begin DATA FOR PROCESSING

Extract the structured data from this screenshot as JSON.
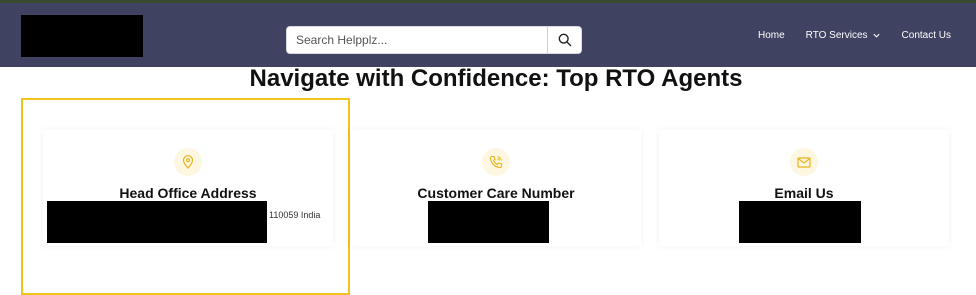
{
  "header": {
    "search": {
      "placeholder": "Search Helpplz..."
    },
    "nav": {
      "home": "Home",
      "rto_services": "RTO Services",
      "contact": "Contact Us"
    }
  },
  "main": {
    "headline": "Navigate with Confidence: Top RTO Agents",
    "cards": [
      {
        "title": "Head Office Address",
        "icon": "map-pin-icon",
        "address_tail": "110059 India"
      },
      {
        "title": "Customer Care Number",
        "icon": "phone-icon"
      },
      {
        "title": "Email Us",
        "icon": "mail-icon"
      }
    ]
  },
  "colors": {
    "navbar": "#3f4260",
    "accent": "#f2c31a",
    "icon_bg": "#fdf6e0"
  }
}
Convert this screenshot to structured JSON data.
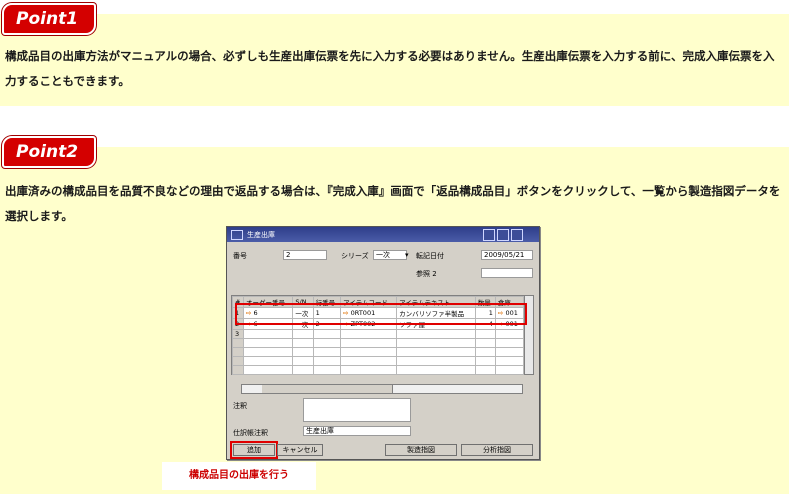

end DATA FOR PROCESSING

YOUR TASK:
Go back to the records above and write them out exactly, without the pictures.

ANSWER IN FULL:
Extract the structured data from this screenshot as JSON.
{
  "header": {
    "search": {
      "placeholder": "Search Helpplz..."
    },
    "nav": {
      "home": "Home",
      "rto_services": "RTO Services",
      "contact": "Contact Us"
    }
  },
  "main": {
    "headline": "Navigate with Confidence: Top RTO Agents",
    "cards": [
      {
        "title": "Head Office Address",
        "icon": "map-pin-icon",
        "address_tail": "110059 India"
      },
      {
        "title": "Customer Care Number",
        "icon": "phone-icon"
      },
      {
        "title": "Email Us",
        "icon": "mail-icon"
      }
    ]
  },
  "colors": {
    "navbar": "#3f4260",
    "accent": "#f2c31a",
    "icon_bg": "#fdf6e0"
  }
}
Convert this screenshot to structured JSON data.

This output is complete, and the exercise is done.